▶ _TO DO_
**a)** Please reproduce the stretch of the insomnia methods text from "2.3 Exclusion criteria" through "therapies were excluded." word for word.
**b)** Continue the insomnia methods text from its final sentence onward.
____ SOURCE DOCUMENT
While the PSQI encompasses a broad range of sleep-related domains—including environmental disturbances and physical symptoms (e.g., nocturnal breathing irregularities)—it remains a widely accepted tool in insomnia research, demonstrating strong correlations with insomnia severity. However, to improve diagnostic specificity, future studies may consider supplementing the PSQI with the Insomnia Severity Index (ISI), which specifically targets core insomnia symptoms, such as difficulties in sleep initiation, maintenance, and associated daytime impairment, thereby enhancing clinical sensitivity and precision in outcome assessment.
2.3 Exclusion criteria
(1) Study types: Excluded studies included case reports, retrospective studies, animal experiments, reviews, cell experiments, and experience summaries.
(2) Participants: Studies were excluded if (a) the diagnostic criteria were absent or unclear, or (b) the participants had concomitant psychiatric disorders or other organic diseases.
(3) Interventions: Studies comparing known effective treatments with experimental therapies were excluded.
(4) Outcome measures: Studies were excluded if (a) they lacked outcome measures or (b) the outcome data could not be obtained, and the authors could not be contacted.
2.4 Literature screening and data extraction
Two researchers independently screened all retrieved records from electronic databases, including clinical trials and the references of relevant systematic reviews or meta-analyses, based on predefined eligibility criteria. Duplicate records and studies available only as abstracts were excluded. Disagreements between researchers were resolved through discussion or, if necessary, by consultation with a third independent researcher.
2.5 Risk of Bias assessment
To assess methodological quality, two researchers independently evaluated the included studies using the Cochrane Risk of Bias (ROB) 2.0 tool (16). This updated version addresses limitations in assessing study design and baseline group comparability by refining evaluation criteria and eliminating ambiguous terminology. ROB 2.0 examines multiple bias domains, including randomization, allocation concealment, baseline imbalances, deviations from intended interventions, missing data, outcome measurement, and selective reporting. Each bias is rated as “low,” “high,” or “unclear.” If disagreements occurred, a third researcher would be consulted to make the final decision.
________
____ ENTRIES PROVIDED
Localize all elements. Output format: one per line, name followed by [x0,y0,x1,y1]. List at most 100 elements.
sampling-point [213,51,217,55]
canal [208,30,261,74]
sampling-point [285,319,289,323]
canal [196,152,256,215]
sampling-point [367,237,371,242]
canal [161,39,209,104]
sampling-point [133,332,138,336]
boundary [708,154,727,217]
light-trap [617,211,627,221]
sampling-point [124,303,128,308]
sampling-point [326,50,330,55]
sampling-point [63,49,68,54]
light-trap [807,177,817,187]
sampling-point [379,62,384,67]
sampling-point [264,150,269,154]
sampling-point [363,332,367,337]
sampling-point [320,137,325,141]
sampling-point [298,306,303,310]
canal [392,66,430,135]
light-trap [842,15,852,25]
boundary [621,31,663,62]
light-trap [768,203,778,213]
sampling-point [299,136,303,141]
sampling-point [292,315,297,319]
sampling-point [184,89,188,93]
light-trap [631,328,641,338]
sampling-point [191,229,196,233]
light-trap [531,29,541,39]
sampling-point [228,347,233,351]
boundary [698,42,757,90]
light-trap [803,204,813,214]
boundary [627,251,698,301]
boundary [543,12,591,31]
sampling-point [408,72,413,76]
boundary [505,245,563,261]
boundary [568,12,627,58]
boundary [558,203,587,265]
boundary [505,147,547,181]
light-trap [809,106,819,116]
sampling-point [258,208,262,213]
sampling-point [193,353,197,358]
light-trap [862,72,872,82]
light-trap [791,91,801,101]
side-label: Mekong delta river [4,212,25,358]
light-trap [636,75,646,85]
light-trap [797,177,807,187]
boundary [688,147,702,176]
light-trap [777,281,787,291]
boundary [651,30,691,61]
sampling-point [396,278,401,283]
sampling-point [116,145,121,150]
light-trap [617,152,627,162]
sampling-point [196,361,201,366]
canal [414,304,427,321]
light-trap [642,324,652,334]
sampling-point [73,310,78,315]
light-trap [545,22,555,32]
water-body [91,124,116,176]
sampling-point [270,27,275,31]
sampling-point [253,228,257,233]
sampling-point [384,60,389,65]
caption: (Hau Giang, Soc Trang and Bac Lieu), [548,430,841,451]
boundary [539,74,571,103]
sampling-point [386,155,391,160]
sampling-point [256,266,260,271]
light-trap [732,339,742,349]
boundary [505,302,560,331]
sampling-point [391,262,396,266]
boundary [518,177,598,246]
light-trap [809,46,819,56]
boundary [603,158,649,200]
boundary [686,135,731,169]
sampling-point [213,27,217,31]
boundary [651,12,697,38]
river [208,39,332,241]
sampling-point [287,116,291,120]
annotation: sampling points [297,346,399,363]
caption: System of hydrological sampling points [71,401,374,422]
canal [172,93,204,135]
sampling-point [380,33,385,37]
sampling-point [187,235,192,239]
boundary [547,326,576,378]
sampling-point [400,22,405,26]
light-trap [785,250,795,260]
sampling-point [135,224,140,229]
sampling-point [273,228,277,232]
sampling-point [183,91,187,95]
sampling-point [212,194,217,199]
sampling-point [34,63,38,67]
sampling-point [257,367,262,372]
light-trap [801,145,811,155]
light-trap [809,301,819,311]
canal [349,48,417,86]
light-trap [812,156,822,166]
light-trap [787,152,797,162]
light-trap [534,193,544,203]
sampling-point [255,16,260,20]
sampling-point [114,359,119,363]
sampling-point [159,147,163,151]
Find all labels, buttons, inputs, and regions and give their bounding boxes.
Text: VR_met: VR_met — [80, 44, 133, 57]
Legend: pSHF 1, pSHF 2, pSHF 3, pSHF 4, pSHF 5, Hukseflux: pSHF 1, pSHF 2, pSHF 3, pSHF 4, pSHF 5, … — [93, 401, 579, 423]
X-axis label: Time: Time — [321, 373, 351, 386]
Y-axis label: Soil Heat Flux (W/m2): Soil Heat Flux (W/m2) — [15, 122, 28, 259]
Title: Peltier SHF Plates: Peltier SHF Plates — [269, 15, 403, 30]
________
▶ _ANSWERS TO THE PROBLEMS_
**a)**
2.3 Exclusion criteria
(1) Study types: Excluded studies included case reports, retrospective studies, animal experiments, reviews, cell experiments, and experience summaries.
(2) Participants: Studies were excluded if (a) the diagnostic criteria were absent or unclear, or (b) the participants had concomitant psychiatric disorders or other organic diseases.
(3) Interventions: Studies comparing known effective treatments with experimental therapies were excluded.

**b)**
2.6 Statistical analysis
All analyses were performed using STATA 17 software, with results visualized using relationship plots. For safety outcomes, random-effects models were applied to estimate relative risk (RR) with 95% confidence interval (CI). Treatment effects were quantified as mean differences (MD) or standardized MD, depending on data compatibility. Heterogeneity was evaluated using the I2 statistic, categorized as low (I2 < 30%), moderate (I2, 30–50%), or high (I2 > 50%). Sensitivity analyses were conducted to test result robustness.
For primary outcomes, a network meta-analysis was performed to map associations between interventions. Node sizes reflected participant numbers per intervention, while connecting line widths represented the number of trials comparing paired interventions. Direct and indirect evidence were synthesized to assess comparative effectiveness and safety, expressed as RR with 95% CI. Intervention rankings were derived using the Surface under the Cumulative Ranking (SUCRA) curve, where higher SUCRA values indicated superior efficacy. Ranking probabilities were computed cumulatively to generate a hierarchy of interventions. All tests were two-tailed, with statistical significance set at p < 0.05.
3 Results
3.1 Literature search results
A total of 12,357 studies were systematic retrieved during the literature search. After removing duplicates using Endnote 20, 7,576 records remained. By screening titles and abstracts, 7,343 articles were excluded. A further 180 articles were excluded after full-text evaluation, resulting in the final inclusion of 53 studies (17–69). The detailed literature search process is illustrated in Figure 1.
3.2 Basic characteristics of the included studies
The final analysis included 53 RCTs (total N = 4,181 participants), comprising 46 two-arm and 7 three-arm trials (17–69). These studies evaluated 11 interventions: acupuncture, acupressure, CBT, RT, CUP, SH, rTMS, BZD, NBZD, PLA, and Wait List. Detailed study characteristics are presented in Table 1.
3.3 Risk of Bias assessment using ROB 2.0
Study quality was evaluated using the Cochrane ROB 2.0 tool. In the randomization domain, 18 studies (33.9%) demonstrated low risk of bias, whereas 35 studies (66.1%) lacked clearly allocation concealment descriptions. All trials showed high adherence to protocol (low risk of deviation bias). Complete outcome data were available for all 53 studies, with appropriate measurement methods for primary outcomes using both subject and objective measures. No studies exhibited high risk of measurement bias. Selective reporting bias was minimal (16 studies, 30.1% low risk; 30 studies, 69.9% potential risk), as detailed in Figure 2 and Supplementary Table S9.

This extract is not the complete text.